--- BEGIN ---
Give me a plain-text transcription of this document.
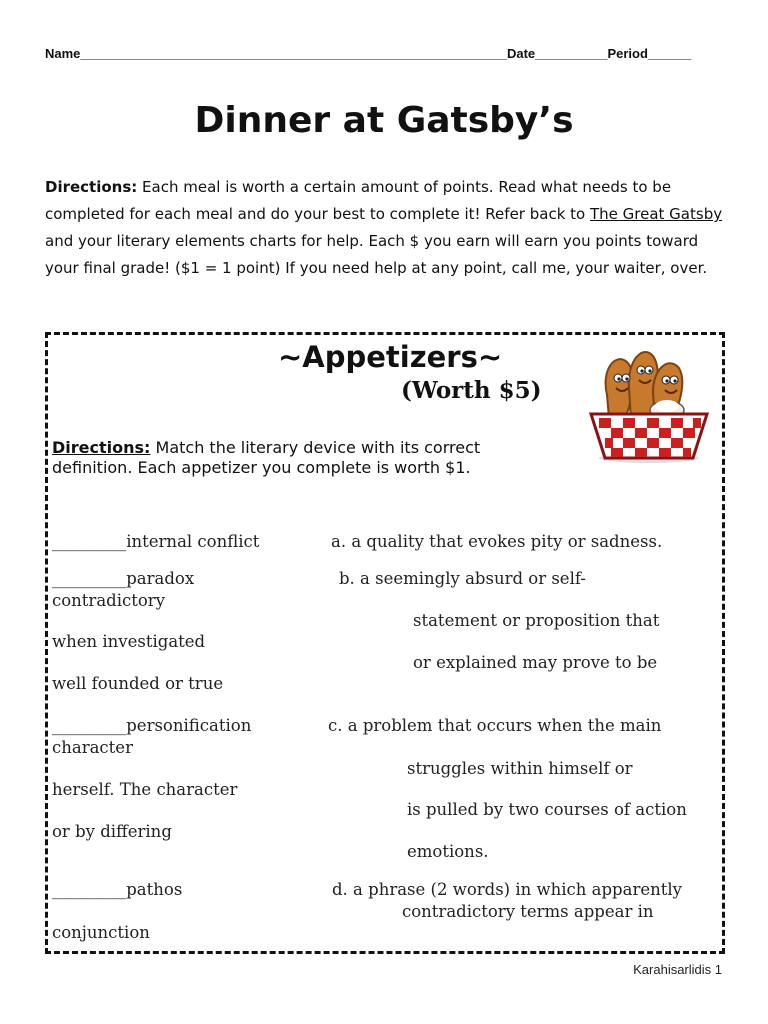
Name___________________________________________________________Date__________Period______
Dinner at Gatsby’s
Directions: Each meal is worth a certain amount of points. Read what needs to be completed for each meal and do your best to complete it! Refer back to The Great Gatsby and your literary elements charts for help. Each $ you earn will earn you points toward your final grade! ($1 = 1 point) If you need help at any point, call me, your waiter, over.
~Appetizers~
(Worth $5)
Directions: Match the literary device with its correct
definition. Each appetizer you complete is worth $1.
_________internal conflict	a. a quality that evokes pity or sadness.
_________paradox	b. a seemingly absurd or self-
contradictory
statement or proposition that
when investigated
or explained may prove to be
well founded or true
_________personification	c. a problem that occurs when the main
character
struggles within himself or
herself. The character
is pulled by two courses of action
or by differing
emotions.
_________pathos	d. a phrase (2 words) in which apparently
contradictory terms appear in
conjunction
Karahisarlidis 1
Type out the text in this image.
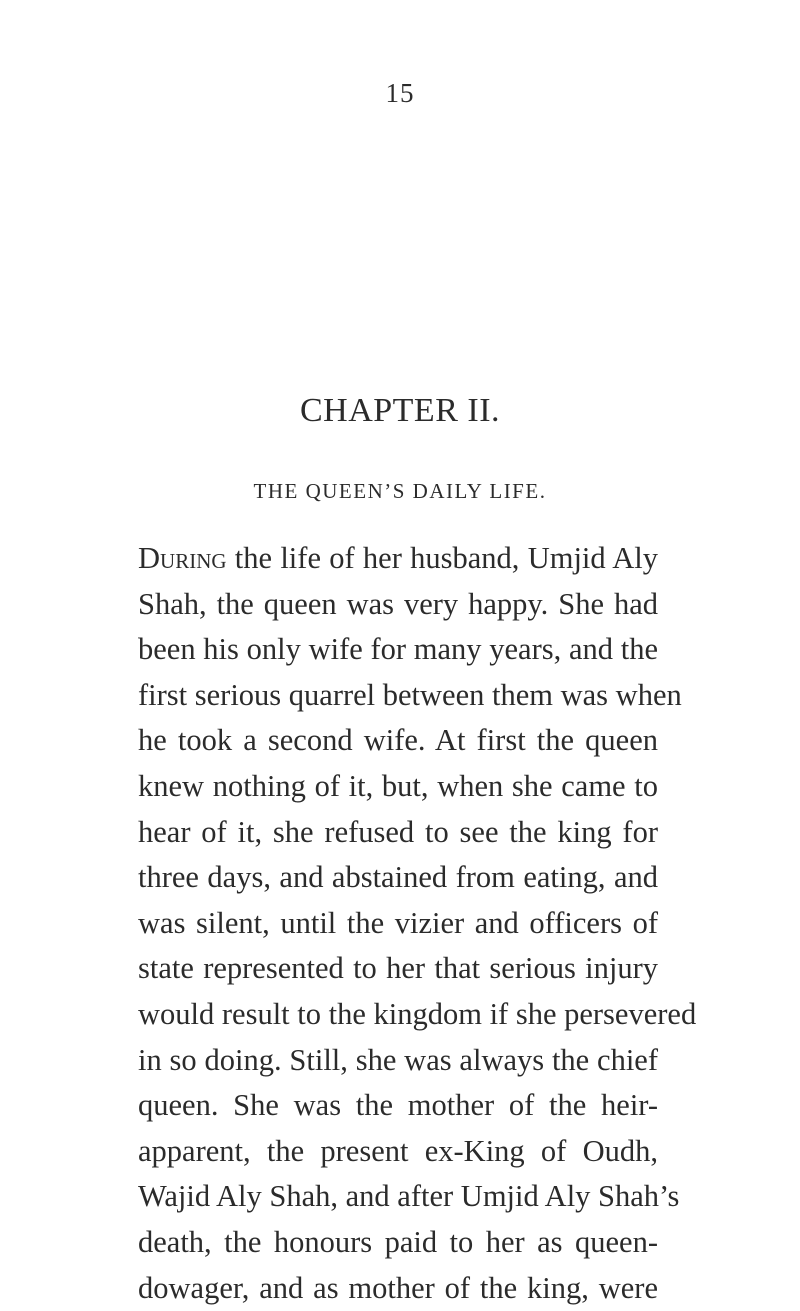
15
CHAPTER II.
THE QUEEN’S DAILY LIFE.
During the life of her husband, Umjid Aly
Shah, the queen was very happy. She had
been his only wife for many years, and the
first serious quarrel between them was when
he took a second wife. At first the queen
knew nothing of it, but, when she came to
hear of it, she refused to see the king for
three days, and abstained from eating, and
was silent, until the vizier and officers of
state represented to her that serious injury
would result to the kingdom if she persevered
in so doing. Still, she was always the chief
queen. She was the mother of the heir-
apparent, the present ex-King of Oudh,
Wajid Aly Shah, and after Umjid Aly Shah’s
death, the honours paid to her as queen-
dowager, and as mother of the king, were
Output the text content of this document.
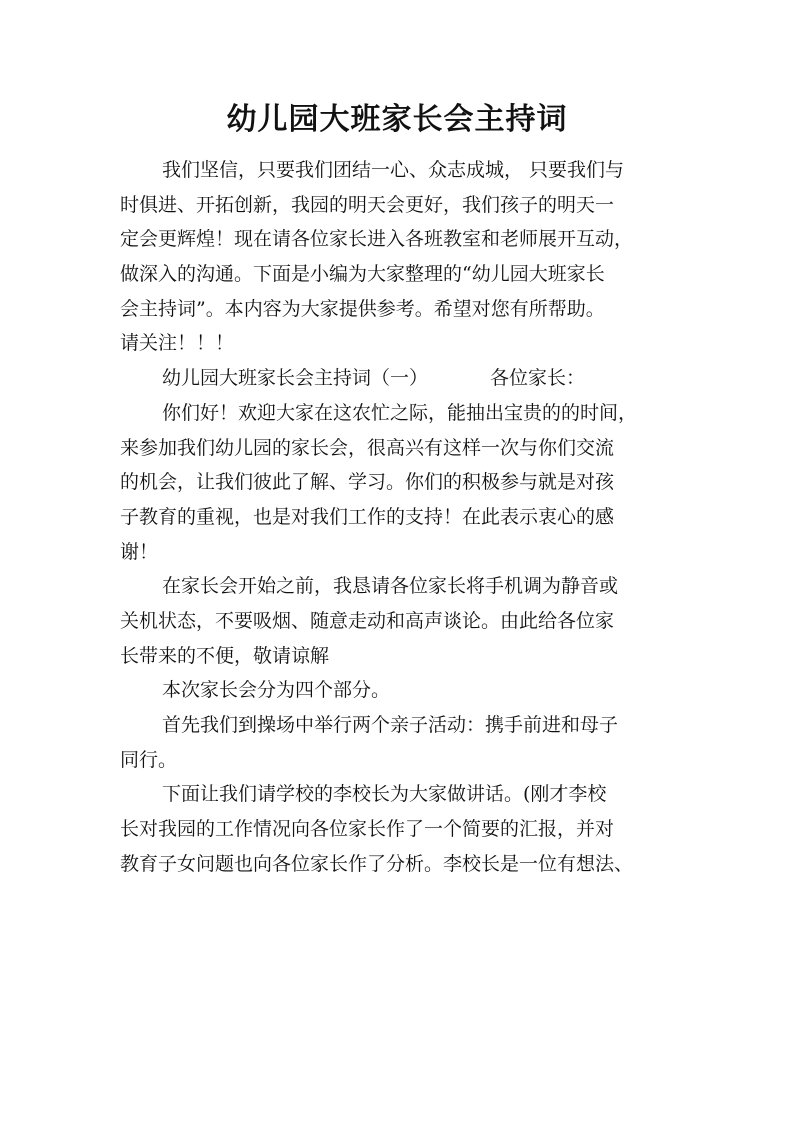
幼儿园大班家长会主持词
我们坚信，只要我们团结一心、众志成城， 只要我们与
时俱进、开拓创新，我园的明天会更好，我们孩子的明天一
定会更辉煌！现在请各位家长进入各班教室和老师展开互动，
做深入的沟通。下面是小编为大家整理的“幼儿园大班家长
会主持词”。本内容为大家提供参考。希望对您有所帮助。
请关注！！！
幼儿园大班家长会主持词（一）	各位家长：
你们好！欢迎大家在这农忙之际，能抽出宝贵的的时间，
来参加我们幼儿园的家长会，很高兴有这样一次与你们交流
的机会，让我们彼此了解、学习。你们的积极参与就是对孩
子教育的重视，也是对我们工作的支持！在此表示衷心的感
谢！
在家长会开始之前，我恳请各位家长将手机调为静音或
关机状态，不要吸烟、随意走动和高声谈论。由此给各位家
长带来的不便，敬请谅解
本次家长会分为四个部分。
首先我们到操场中举行两个亲子活动：携手前进和母子
同行。
下面让我们请学校的李校长为大家做讲话。(刚才李校
长对我园的工作情况向各位家长作了一个简要的汇报，并对
教育子女问题也向各位家长作了分析。李校长是一位有想法、
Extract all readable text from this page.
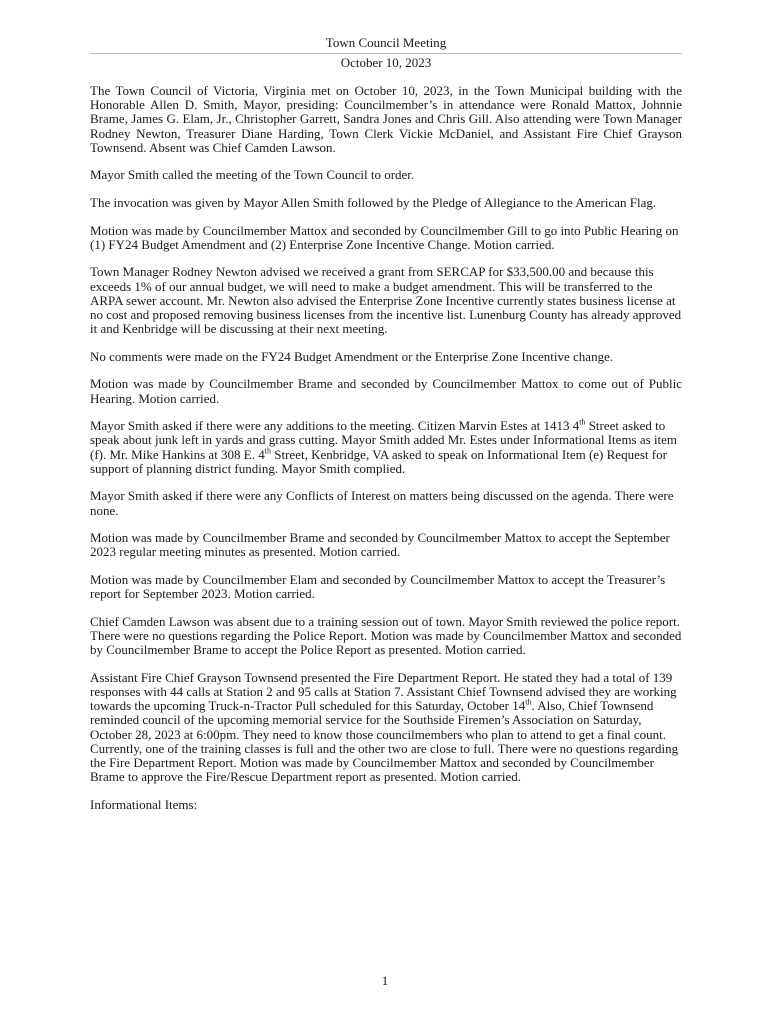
Town Council Meeting
October 10, 2023

The Town Council of Victoria, Virginia met on October 10, 2023, in the Town Municipal building with the Honorable Allen D. Smith, Mayor, presiding: Councilmember’s in attendance were Ronald Mattox, Johnnie Brame, James G. Elam, Jr., Christopher Garrett, Sandra Jones and Chris Gill. Also attending were Town Manager Rodney Newton, Treasurer Diane Harding, Town Clerk Vickie McDaniel, and Assistant Fire Chief Grayson Townsend. Absent was Chief Camden Lawson.

Mayor Smith called the meeting of the Town Council to order.

The invocation was given by Mayor Allen Smith followed by the Pledge of Allegiance to the American Flag.

Motion was made by Councilmember Mattox and seconded by Councilmember Gill to go into Public Hearing on (1) FY24 Budget Amendment and (2) Enterprise Zone Incentive Change. Motion carried.

Town Manager Rodney Newton advised we received a grant from SERCAP for $33,500.00 and because this exceeds 1% of our annual budget, we will need to make a budget amendment. This will be transferred to the ARPA sewer account. Mr. Newton also advised the Enterprise Zone Incentive currently states business license at no cost and proposed removing business licenses from the incentive list. Lunenburg County has already approved it and Kenbridge will be discussing at their next meeting.

No comments were made on the FY24 Budget Amendment or the Enterprise Zone Incentive change.

Motion was made by Councilmember Brame and seconded by Councilmember Mattox to come out of Public Hearing. Motion carried.

Mayor Smith asked if there were any additions to the meeting. Citizen Marvin Estes at 1413 4th Street asked to speak about junk left in yards and grass cutting. Mayor Smith added Mr. Estes under Informational Items as item (f). Mr. Mike Hankins at 308 E. 4th Street, Kenbridge, VA asked to speak on Informational Item (e) Request for support of planning district funding. Mayor Smith complied.

Mayor Smith asked if there were any Conflicts of Interest on matters being discussed on the agenda. There were none.

Motion was made by Councilmember Brame and seconded by Councilmember Mattox to accept the September 2023 regular meeting minutes as presented. Motion carried.

Motion was made by Councilmember Elam and seconded by Councilmember Mattox to accept the Treasurer’s report for September 2023. Motion carried.

Chief Camden Lawson was absent due to a training session out of town. Mayor Smith reviewed the police report. There were no questions regarding the Police Report. Motion was made by Councilmember Mattox and seconded by Councilmember Brame to accept the Police Report as presented. Motion carried.

Assistant Fire Chief Grayson Townsend presented the Fire Department Report. He stated they had a total of 139 responses with 44 calls at Station 2 and 95 calls at Station 7. Assistant Chief Townsend advised they are working towards the upcoming Truck-n-Tractor Pull scheduled for this Saturday, October 14th. Also, Chief Townsend reminded council of the upcoming memorial service for the Southside Firemen’s Association on Saturday, October 28, 2023 at 6:00pm. They need to know those councilmembers who plan to attend to get a final count. Currently, one of the training classes is full and the other two are close to full. There were no questions regarding the Fire Department Report. Motion was made by Councilmember Mattox and seconded by Councilmember Brame to approve the Fire/Rescue Department report as presented. Motion carried.

Informational Items:

1
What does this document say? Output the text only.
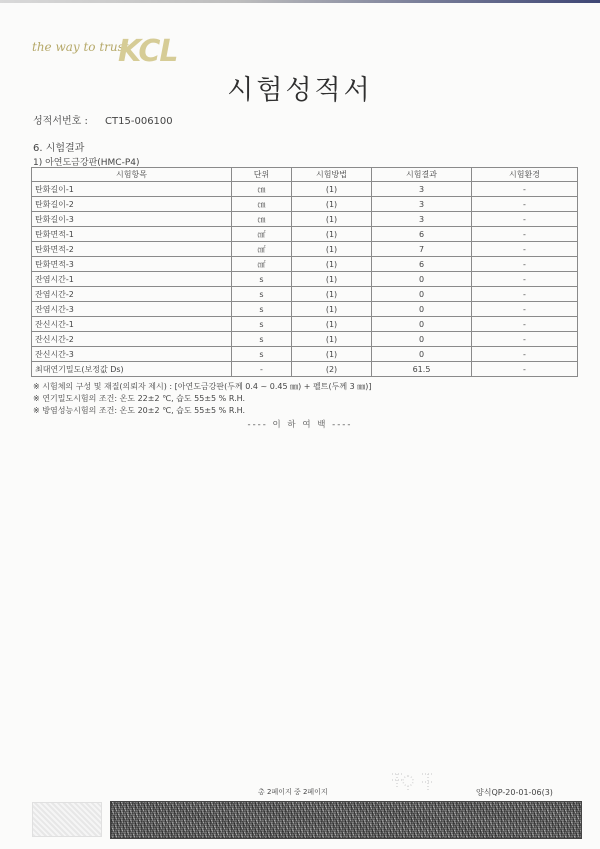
the way to trust
KCL
시험성적서
성적서번호 : CT15-006100
6. 시험결과
1) 아연도금강판(HMC-P4)
시험항목	단위	시험방법	시험결과	시험환경
탄화길이-1	㎝	(1)	3	-
탄화길이-2	㎝	(1)	3	-
탄화길이-3	㎝	(1)	3	-
탄화면적-1	㎠	(1)	6	-
탄화면적-2	㎠	(1)	7	-
탄화면적-3	㎠	(1)	6	-
잔염시간-1	s	(1)	0	-
잔염시간-2	s	(1)	0	-
잔염시간-3	s	(1)	0	-
잔신시간-1	s	(1)	0	-
잔신시간-2	s	(1)	0	-
잔신시간-3	s	(1)	0	-
최대연기밀도(보정값 Ds)	-	(2)	61.5	-
※ 시험체의 구성 및 재질(의뢰자 제시) : [아연도금강판(두께 0.4 ~ 0.45 ㎜) + 펠트(두께 3 ㎜)]
※ 연기밀도시험의 조건: 온도 22±2 ℃, 습도 55±5 % R.H.
※ 방염성능시험의 조건: 온도 20±2 ℃, 습도 55±5 % R.H.
---- 이 하 여 백 ----
총 2페이지 중 2페이지	양식QP-20-01-06(3)
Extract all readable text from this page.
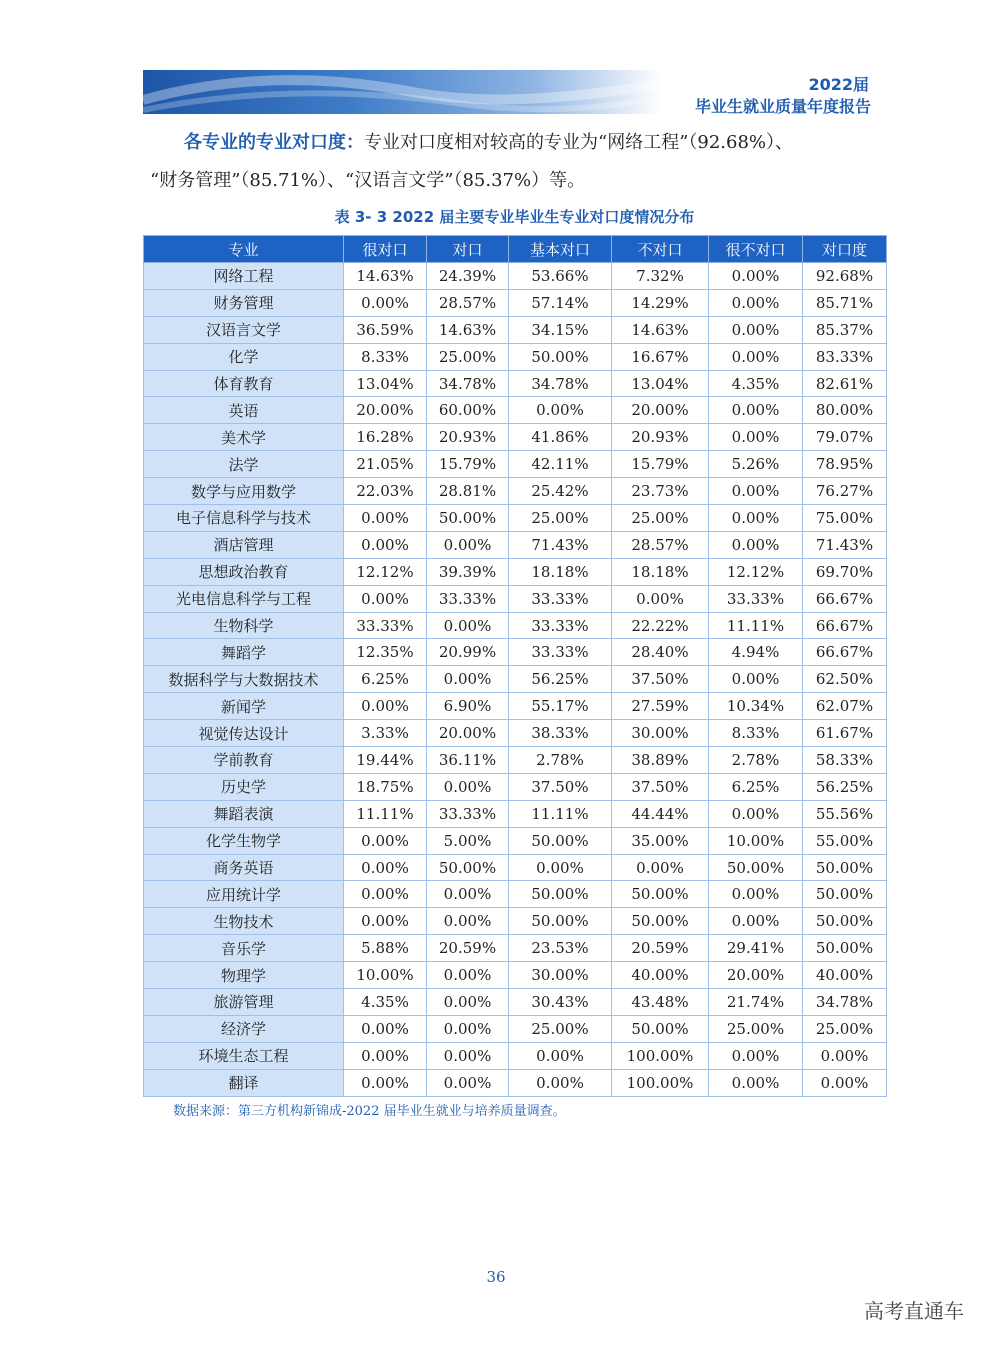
2022届
毕业生就业质量年度报告
各专业的专业对口度：专业对口度相对较高的专业为“网络工程”（92.68%）、
“财务管理”（85.71%）、“汉语言文学”（85.37%）等。
表 3- 3 2022 届主要专业毕业生专业对口度情况分布
专业	很对口	对口	基本对口	不对口	很不对口	对口度
网络工程	14.63%	24.39%	53.66%	7.32%	0.00%	92.68%
财务管理	0.00%	28.57%	57.14%	14.29%	0.00%	85.71%
汉语言文学	36.59%	14.63%	34.15%	14.63%	0.00%	85.37%
化学	8.33%	25.00%	50.00%	16.67%	0.00%	83.33%
体育教育	13.04%	34.78%	34.78%	13.04%	4.35%	82.61%
英语	20.00%	60.00%	0.00%	20.00%	0.00%	80.00%
美术学	16.28%	20.93%	41.86%	20.93%	0.00%	79.07%
法学	21.05%	15.79%	42.11%	15.79%	5.26%	78.95%
数学与应用数学	22.03%	28.81%	25.42%	23.73%	0.00%	76.27%
电子信息科学与技术	0.00%	50.00%	25.00%	25.00%	0.00%	75.00%
酒店管理	0.00%	0.00%	71.43%	28.57%	0.00%	71.43%
思想政治教育	12.12%	39.39%	18.18%	18.18%	12.12%	69.70%
光电信息科学与工程	0.00%	33.33%	33.33%	0.00%	33.33%	66.67%
生物科学	33.33%	0.00%	33.33%	22.22%	11.11%	66.67%
舞蹈学	12.35%	20.99%	33.33%	28.40%	4.94%	66.67%
数据科学与大数据技术	6.25%	0.00%	56.25%	37.50%	0.00%	62.50%
新闻学	0.00%	6.90%	55.17%	27.59%	10.34%	62.07%
视觉传达设计	3.33%	20.00%	38.33%	30.00%	8.33%	61.67%
学前教育	19.44%	36.11%	2.78%	38.89%	2.78%	58.33%
历史学	18.75%	0.00%	37.50%	37.50%	6.25%	56.25%
舞蹈表演	11.11%	33.33%	11.11%	44.44%	0.00%	55.56%
化学生物学	0.00%	5.00%	50.00%	35.00%	10.00%	55.00%
商务英语	0.00%	50.00%	0.00%	0.00%	50.00%	50.00%
应用统计学	0.00%	0.00%	50.00%	50.00%	0.00%	50.00%
生物技术	0.00%	0.00%	50.00%	50.00%	0.00%	50.00%
音乐学	5.88%	20.59%	23.53%	20.59%	29.41%	50.00%
物理学	10.00%	0.00%	30.00%	40.00%	20.00%	40.00%
旅游管理	4.35%	0.00%	30.43%	43.48%	21.74%	34.78%
经济学	0.00%	0.00%	25.00%	50.00%	25.00%	25.00%
环境生态工程	0.00%	0.00%	0.00%	100.00%	0.00%	0.00%
翻译	0.00%	0.00%	0.00%	100.00%	0.00%	0.00%
数据来源：第三方机构新锦成-2022 届毕业生就业与培养质量调查。
36
高考直通车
--- END ---
→ **DIRECTIONS FOR THIS TASK**
Select and copy every line from the records that includes the word "Public".

→ **PROBLEM SOLUTION**
Motion was made by Councilmember Mattox and seconded by Councilmember Gill to go into Public Hearing on (1) FY24 Budget Amendment and (2) Enterprise Zone Incentive Change. Motion carried.
Motion was made by Councilmember Brame and seconded by Councilmember Mattox to come out of Public Hearing. Motion carried.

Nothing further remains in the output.